▶ Exercise instructions
Exclude the pictures; give every entry again exactly as written.

======== Material provided

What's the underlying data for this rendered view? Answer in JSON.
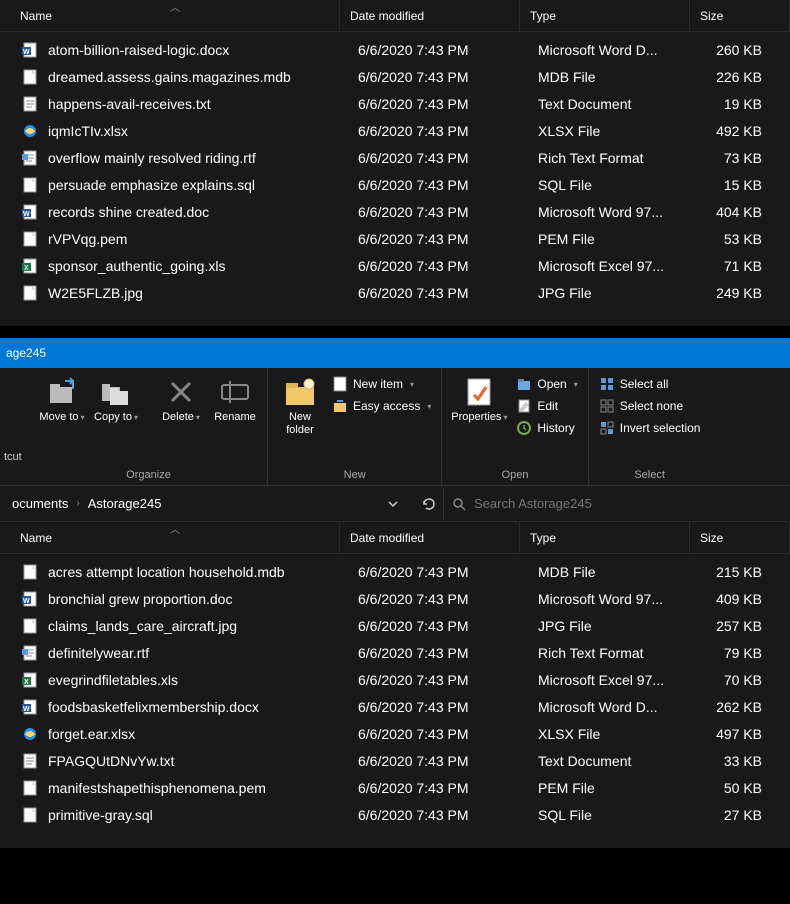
{
  "top_headers": {
    "name": "Name",
    "date": "Date modified",
    "type": "Type",
    "size": "Size"
  },
  "top_files": [
    {
      "icon": "docx",
      "name": "atom-billion-raised-logic.docx",
      "date": "6/6/2020 7:43 PM",
      "type": "Microsoft Word D...",
      "size": "260 KB"
    },
    {
      "icon": "generic",
      "name": "dreamed.assess.gains.magazines.mdb",
      "date": "6/6/2020 7:43 PM",
      "type": "MDB File",
      "size": "226 KB"
    },
    {
      "icon": "txt",
      "name": "happens-avail-receives.txt",
      "date": "6/6/2020 7:43 PM",
      "type": "Text Document",
      "size": "19 KB"
    },
    {
      "icon": "ie",
      "name": "iqmIcTIv.xlsx",
      "date": "6/6/2020 7:43 PM",
      "type": "XLSX File",
      "size": "492 KB"
    },
    {
      "icon": "rtf",
      "name": "overflow mainly resolved riding.rtf",
      "date": "6/6/2020 7:43 PM",
      "type": "Rich Text Format",
      "size": "73 KB"
    },
    {
      "icon": "generic",
      "name": "persuade emphasize explains.sql",
      "date": "6/6/2020 7:43 PM",
      "type": "SQL File",
      "size": "15 KB"
    },
    {
      "icon": "doc",
      "name": "records shine created.doc",
      "date": "6/6/2020 7:43 PM",
      "type": "Microsoft Word 97...",
      "size": "404 KB"
    },
    {
      "icon": "generic",
      "name": "rVPVqg.pem",
      "date": "6/6/2020 7:43 PM",
      "type": "PEM File",
      "size": "53 KB"
    },
    {
      "icon": "xls",
      "name": "sponsor_authentic_going.xls",
      "date": "6/6/2020 7:43 PM",
      "type": "Microsoft Excel 97...",
      "size": "71 KB"
    },
    {
      "icon": "generic",
      "name": "W2E5FLZB.jpg",
      "date": "6/6/2020 7:43 PM",
      "type": "JPG File",
      "size": "249 KB"
    }
  ],
  "title_bar": {
    "text": "age245"
  },
  "ribbon": {
    "cut_left": "tcut",
    "organize": {
      "move_to": "Move to",
      "copy_to": "Copy to",
      "delete": "Delete",
      "rename": "Rename",
      "label": "Organize"
    },
    "new": {
      "new_folder": "New folder",
      "new_item": "New item",
      "easy_access": "Easy access",
      "label": "New"
    },
    "open": {
      "properties": "Properties",
      "open": "Open",
      "edit": "Edit",
      "history": "History",
      "label": "Open"
    },
    "select": {
      "select_all": "Select all",
      "select_none": "Select none",
      "invert": "Invert selection",
      "label": "Select"
    }
  },
  "breadcrumb": {
    "p1": "ocuments",
    "p2": "Astorage245"
  },
  "search": {
    "placeholder": "Search Astorage245"
  },
  "bottom_headers": {
    "name": "Name",
    "date": "Date modified",
    "type": "Type",
    "size": "Size"
  },
  "bottom_files": [
    {
      "icon": "generic",
      "name": "acres attempt location household.mdb",
      "date": "6/6/2020 7:43 PM",
      "type": "MDB File",
      "size": "215 KB"
    },
    {
      "icon": "doc",
      "name": "bronchial grew proportion.doc",
      "date": "6/6/2020 7:43 PM",
      "type": "Microsoft Word 97...",
      "size": "409 KB"
    },
    {
      "icon": "generic",
      "name": "claims_lands_care_aircraft.jpg",
      "date": "6/6/2020 7:43 PM",
      "type": "JPG File",
      "size": "257 KB"
    },
    {
      "icon": "rtf",
      "name": "definitelywear.rtf",
      "date": "6/6/2020 7:43 PM",
      "type": "Rich Text Format",
      "size": "79 KB"
    },
    {
      "icon": "xls",
      "name": "evegrindfiletables.xls",
      "date": "6/6/2020 7:43 PM",
      "type": "Microsoft Excel 97...",
      "size": "70 KB"
    },
    {
      "icon": "docx",
      "name": "foodsbasketfelixmembership.docx",
      "date": "6/6/2020 7:43 PM",
      "type": "Microsoft Word D...",
      "size": "262 KB"
    },
    {
      "icon": "ie",
      "name": "forget.ear.xlsx",
      "date": "6/6/2020 7:43 PM",
      "type": "XLSX File",
      "size": "497 KB"
    },
    {
      "icon": "txt",
      "name": "FPAGQUtDNvYw.txt",
      "date": "6/6/2020 7:43 PM",
      "type": "Text Document",
      "size": "33 KB"
    },
    {
      "icon": "generic",
      "name": "manifestshapethisphenomena.pem",
      "date": "6/6/2020 7:43 PM",
      "type": "PEM File",
      "size": "50 KB"
    },
    {
      "icon": "generic",
      "name": "primitive-gray.sql",
      "date": "6/6/2020 7:43 PM",
      "type": "SQL File",
      "size": "27 KB"
    }
  ]
}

================

▶ Expected answer
What's the underlying data for this rendered view? Answer in JSON.
{
  "top_headers": {
    "name": "Name",
    "date": "Date modified",
    "type": "Type",
    "size": "Size"
  },
  "top_files": [
    {
      "icon": "docx",
      "name": "atom-billion-raised-logic.docx",
      "date": "6/6/2020 7:43 PM",
      "type": "Microsoft Word D...",
      "size": "260 KB"
    },
    {
      "icon": "generic",
      "name": "dreamed.assess.gains.magazines.mdb",
      "date": "6/6/2020 7:43 PM",
      "type": "MDB File",
      "size": "226 KB"
    },
    {
      "icon": "txt",
      "name": "happens-avail-receives.txt",
      "date": "6/6/2020 7:43 PM",
      "type": "Text Document",
      "size": "19 KB"
    },
    {
      "icon": "ie",
      "name": "iqmIcTIv.xlsx",
      "date": "6/6/2020 7:43 PM",
      "type": "XLSX File",
      "size": "492 KB"
    },
    {
      "icon": "rtf",
      "name": "overflow mainly resolved riding.rtf",
      "date": "6/6/2020 7:43 PM",
      "type": "Rich Text Format",
      "size": "73 KB"
    },
    {
      "icon": "generic",
      "name": "persuade emphasize explains.sql",
      "date": "6/6/2020 7:43 PM",
      "type": "SQL File",
      "size": "15 KB"
    },
    {
      "icon": "doc",
      "name": "records shine created.doc",
      "date": "6/6/2020 7:43 PM",
      "type": "Microsoft Word 97...",
      "size": "404 KB"
    },
    {
      "icon": "generic",
      "name": "rVPVqg.pem",
      "date": "6/6/2020 7:43 PM",
      "type": "PEM File",
      "size": "53 KB"
    },
    {
      "icon": "xls",
      "name": "sponsor_authentic_going.xls",
      "date": "6/6/2020 7:43 PM",
      "type": "Microsoft Excel 97...",
      "size": "71 KB"
    },
    {
      "icon": "generic",
      "name": "W2E5FLZB.jpg",
      "date": "6/6/2020 7:43 PM",
      "type": "JPG File",
      "size": "249 KB"
    }
  ],
  "title_bar": {
    "text": "age245"
  },
  "ribbon": {
    "cut_left": "tcut",
    "organize": {
      "move_to": "Move to",
      "copy_to": "Copy to",
      "delete": "Delete",
      "rename": "Rename",
      "label": "Organize"
    },
    "new": {
      "new_folder": "New folder",
      "new_item": "New item",
      "easy_access": "Easy access",
      "label": "New"
    },
    "open": {
      "properties": "Properties",
      "open": "Open",
      "edit": "Edit",
      "history": "History",
      "label": "Open"
    },
    "select": {
      "select_all": "Select all",
      "select_none": "Select none",
      "invert": "Invert selection",
      "label": "Select"
    }
  },
  "breadcrumb": {
    "p1": "ocuments",
    "p2": "Astorage245"
  },
  "search": {
    "placeholder": "Search Astorage245"
  },
  "bottom_headers": {
    "name": "Name",
    "date": "Date modified",
    "type": "Type",
    "size": "Size"
  },
  "bottom_files": [
    {
      "icon": "generic",
      "name": "acres attempt location household.mdb",
      "date": "6/6/2020 7:43 PM",
      "type": "MDB File",
      "size": "215 KB"
    },
    {
      "icon": "doc",
      "name": "bronchial grew proportion.doc",
      "date": "6/6/2020 7:43 PM",
      "type": "Microsoft Word 97...",
      "size": "409 KB"
    },
    {
      "icon": "generic",
      "name": "claims_lands_care_aircraft.jpg",
      "date": "6/6/2020 7:43 PM",
      "type": "JPG File",
      "size": "257 KB"
    },
    {
      "icon": "rtf",
      "name": "definitelywear.rtf",
      "date": "6/6/2020 7:43 PM",
      "type": "Rich Text Format",
      "size": "79 KB"
    },
    {
      "icon": "xls",
      "name": "evegrindfiletables.xls",
      "date": "6/6/2020 7:43 PM",
      "type": "Microsoft Excel 97...",
      "size": "70 KB"
    },
    {
      "icon": "docx",
      "name": "foodsbasketfelixmembership.docx",
      "date": "6/6/2020 7:43 PM",
      "type": "Microsoft Word D...",
      "size": "262 KB"
    },
    {
      "icon": "ie",
      "name": "forget.ear.xlsx",
      "date": "6/6/2020 7:43 PM",
      "type": "XLSX File",
      "size": "497 KB"
    },
    {
      "icon": "txt",
      "name": "FPAGQUtDNvYw.txt",
      "date": "6/6/2020 7:43 PM",
      "type": "Text Document",
      "size": "33 KB"
    },
    {
      "icon": "generic",
      "name": "manifestshapethisphenomena.pem",
      "date": "6/6/2020 7:43 PM",
      "type": "PEM File",
      "size": "50 KB"
    },
    {
      "icon": "generic",
      "name": "primitive-gray.sql",
      "date": "6/6/2020 7:43 PM",
      "type": "SQL File",
      "size": "27 KB"
    }
  ]
}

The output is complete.